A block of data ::
(begin)

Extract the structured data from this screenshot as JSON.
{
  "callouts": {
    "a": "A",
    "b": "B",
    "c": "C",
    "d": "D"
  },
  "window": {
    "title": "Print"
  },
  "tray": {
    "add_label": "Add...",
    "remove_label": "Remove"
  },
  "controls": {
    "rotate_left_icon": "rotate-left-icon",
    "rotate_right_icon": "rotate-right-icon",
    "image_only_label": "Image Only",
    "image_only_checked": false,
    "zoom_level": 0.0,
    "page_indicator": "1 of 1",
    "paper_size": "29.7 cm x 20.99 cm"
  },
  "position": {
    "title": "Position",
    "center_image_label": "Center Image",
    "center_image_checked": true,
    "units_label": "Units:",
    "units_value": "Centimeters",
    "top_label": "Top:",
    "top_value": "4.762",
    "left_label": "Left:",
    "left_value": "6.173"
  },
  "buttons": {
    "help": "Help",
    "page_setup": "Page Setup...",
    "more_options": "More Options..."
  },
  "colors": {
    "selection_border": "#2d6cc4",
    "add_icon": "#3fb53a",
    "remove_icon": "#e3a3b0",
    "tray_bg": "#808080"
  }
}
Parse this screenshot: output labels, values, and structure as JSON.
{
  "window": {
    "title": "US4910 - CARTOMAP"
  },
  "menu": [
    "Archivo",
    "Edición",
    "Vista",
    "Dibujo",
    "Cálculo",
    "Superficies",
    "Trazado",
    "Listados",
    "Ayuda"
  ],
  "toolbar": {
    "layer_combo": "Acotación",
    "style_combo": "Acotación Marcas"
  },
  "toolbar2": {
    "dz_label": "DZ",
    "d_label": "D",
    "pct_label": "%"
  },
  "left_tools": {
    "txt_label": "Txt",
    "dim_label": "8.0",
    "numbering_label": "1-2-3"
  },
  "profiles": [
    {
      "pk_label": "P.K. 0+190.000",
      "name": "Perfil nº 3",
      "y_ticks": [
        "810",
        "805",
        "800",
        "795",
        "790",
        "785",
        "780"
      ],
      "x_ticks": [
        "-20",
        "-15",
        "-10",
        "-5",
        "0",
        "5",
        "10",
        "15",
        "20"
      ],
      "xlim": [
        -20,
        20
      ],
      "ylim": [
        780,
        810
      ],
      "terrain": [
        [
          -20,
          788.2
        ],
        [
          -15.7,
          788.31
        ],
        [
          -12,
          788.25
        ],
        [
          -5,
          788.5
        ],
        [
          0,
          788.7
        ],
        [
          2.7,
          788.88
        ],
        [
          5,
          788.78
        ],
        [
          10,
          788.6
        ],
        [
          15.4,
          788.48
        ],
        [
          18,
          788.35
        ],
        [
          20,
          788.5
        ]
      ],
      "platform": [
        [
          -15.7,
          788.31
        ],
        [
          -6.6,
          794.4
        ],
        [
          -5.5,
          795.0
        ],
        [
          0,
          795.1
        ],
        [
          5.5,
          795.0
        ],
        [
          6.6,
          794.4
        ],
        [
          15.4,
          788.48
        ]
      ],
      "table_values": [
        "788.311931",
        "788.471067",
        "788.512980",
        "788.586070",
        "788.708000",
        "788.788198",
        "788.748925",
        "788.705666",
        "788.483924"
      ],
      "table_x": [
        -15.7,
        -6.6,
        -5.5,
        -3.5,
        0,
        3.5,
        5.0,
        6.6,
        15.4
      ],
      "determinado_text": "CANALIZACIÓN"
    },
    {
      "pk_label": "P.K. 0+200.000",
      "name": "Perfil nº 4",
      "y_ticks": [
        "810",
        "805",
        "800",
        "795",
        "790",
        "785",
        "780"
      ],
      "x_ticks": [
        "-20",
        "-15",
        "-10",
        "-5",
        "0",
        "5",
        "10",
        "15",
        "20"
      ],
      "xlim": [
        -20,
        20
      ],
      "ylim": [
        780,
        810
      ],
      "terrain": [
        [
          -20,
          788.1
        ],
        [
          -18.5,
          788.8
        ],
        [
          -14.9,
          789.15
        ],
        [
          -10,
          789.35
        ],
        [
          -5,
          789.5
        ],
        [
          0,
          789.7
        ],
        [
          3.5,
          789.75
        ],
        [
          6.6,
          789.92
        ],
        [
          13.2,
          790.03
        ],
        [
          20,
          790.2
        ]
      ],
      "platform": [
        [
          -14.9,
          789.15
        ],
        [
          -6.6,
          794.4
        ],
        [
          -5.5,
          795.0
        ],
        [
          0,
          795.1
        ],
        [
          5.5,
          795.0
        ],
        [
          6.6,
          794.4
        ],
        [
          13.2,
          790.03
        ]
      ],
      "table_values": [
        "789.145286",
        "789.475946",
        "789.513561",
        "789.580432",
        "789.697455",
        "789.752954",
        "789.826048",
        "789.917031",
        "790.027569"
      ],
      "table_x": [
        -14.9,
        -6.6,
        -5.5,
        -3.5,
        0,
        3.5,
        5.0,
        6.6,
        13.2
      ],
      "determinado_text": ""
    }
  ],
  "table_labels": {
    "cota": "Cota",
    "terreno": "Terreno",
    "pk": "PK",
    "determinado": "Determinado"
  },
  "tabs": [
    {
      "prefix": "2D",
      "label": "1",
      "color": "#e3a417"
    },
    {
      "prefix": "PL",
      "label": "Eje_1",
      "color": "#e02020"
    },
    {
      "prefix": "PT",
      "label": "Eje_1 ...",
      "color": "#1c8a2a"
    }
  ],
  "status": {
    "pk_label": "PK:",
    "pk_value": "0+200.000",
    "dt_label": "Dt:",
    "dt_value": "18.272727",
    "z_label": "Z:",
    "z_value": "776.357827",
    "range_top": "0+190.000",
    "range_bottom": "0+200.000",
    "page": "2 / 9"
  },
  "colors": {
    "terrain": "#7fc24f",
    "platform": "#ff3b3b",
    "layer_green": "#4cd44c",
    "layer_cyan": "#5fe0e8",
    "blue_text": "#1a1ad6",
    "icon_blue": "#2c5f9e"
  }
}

(end)

What you should do ::
Show all lines from the listing above in which "screenshot" appears.

Result of this task ::
Extract the structured data from this screenshot as JSON.
Parse this screenshot: output labels, values, and structure as JSON.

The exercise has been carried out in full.